BEGIN RAW RECORDS
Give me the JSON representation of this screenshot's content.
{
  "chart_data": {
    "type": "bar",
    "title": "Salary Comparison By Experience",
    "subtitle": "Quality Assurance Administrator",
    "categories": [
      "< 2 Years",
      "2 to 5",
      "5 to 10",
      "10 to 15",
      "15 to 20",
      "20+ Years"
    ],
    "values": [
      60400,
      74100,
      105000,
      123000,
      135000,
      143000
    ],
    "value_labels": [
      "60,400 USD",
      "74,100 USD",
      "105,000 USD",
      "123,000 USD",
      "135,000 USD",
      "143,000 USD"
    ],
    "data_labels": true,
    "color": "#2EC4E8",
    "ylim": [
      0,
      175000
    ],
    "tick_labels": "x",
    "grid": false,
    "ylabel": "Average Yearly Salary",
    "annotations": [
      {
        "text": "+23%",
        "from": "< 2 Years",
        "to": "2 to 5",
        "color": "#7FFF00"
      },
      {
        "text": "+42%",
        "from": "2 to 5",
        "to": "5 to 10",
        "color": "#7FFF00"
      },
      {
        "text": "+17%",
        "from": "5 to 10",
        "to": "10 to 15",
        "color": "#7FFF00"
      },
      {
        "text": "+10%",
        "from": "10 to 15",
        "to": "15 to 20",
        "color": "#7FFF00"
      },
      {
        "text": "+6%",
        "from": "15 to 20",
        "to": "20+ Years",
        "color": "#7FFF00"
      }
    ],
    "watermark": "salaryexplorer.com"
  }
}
END RAW RECORDS
#### EXERCISE GOAL
Provide all the records again, word for word.

#### OUTPUT BELOW
Give me the JSON representation of this screenshot's content.
{
  "chart_data": {
    "type": "bar",
    "title": "Salary Comparison By Experience",
    "subtitle": "Quality Assurance Administrator",
    "categories": [
      "< 2 Years",
      "2 to 5",
      "5 to 10",
      "10 to 15",
      "15 to 20",
      "20+ Years"
    ],
    "values": [
      60400,
      74100,
      105000,
      123000,
      135000,
      143000
    ],
    "value_labels": [
      "60,400 USD",
      "74,100 USD",
      "105,000 USD",
      "123,000 USD",
      "135,000 USD",
      "143,000 USD"
    ],
    "data_labels": true,
    "color": "#2EC4E8",
    "ylim": [
      0,
      175000
    ],
    "tick_labels": "x",
    "grid": false,
    "ylabel": "Average Yearly Salary",
    "annotations": [
      {
        "text": "+23%",
        "from": "< 2 Years",
        "to": "2 to 5",
        "color": "#7FFF00"
      },
      {
        "text": "+42%",
        "from": "2 to 5",
        "to": "5 to 10",
        "color": "#7FFF00"
      },
      {
        "text": "+17%",
        "from": "5 to 10",
        "to": "10 to 15",
        "color": "#7FFF00"
      },
      {
        "text": "+10%",
        "from": "10 to 15",
        "to": "15 to 20",
        "color": "#7FFF00"
      },
      {
        "text": "+6%",
        "from": "15 to 20",
        "to": "20+ Years",
        "color": "#7FFF00"
      }
    ],
    "watermark": "salaryexplorer.com"
  }
}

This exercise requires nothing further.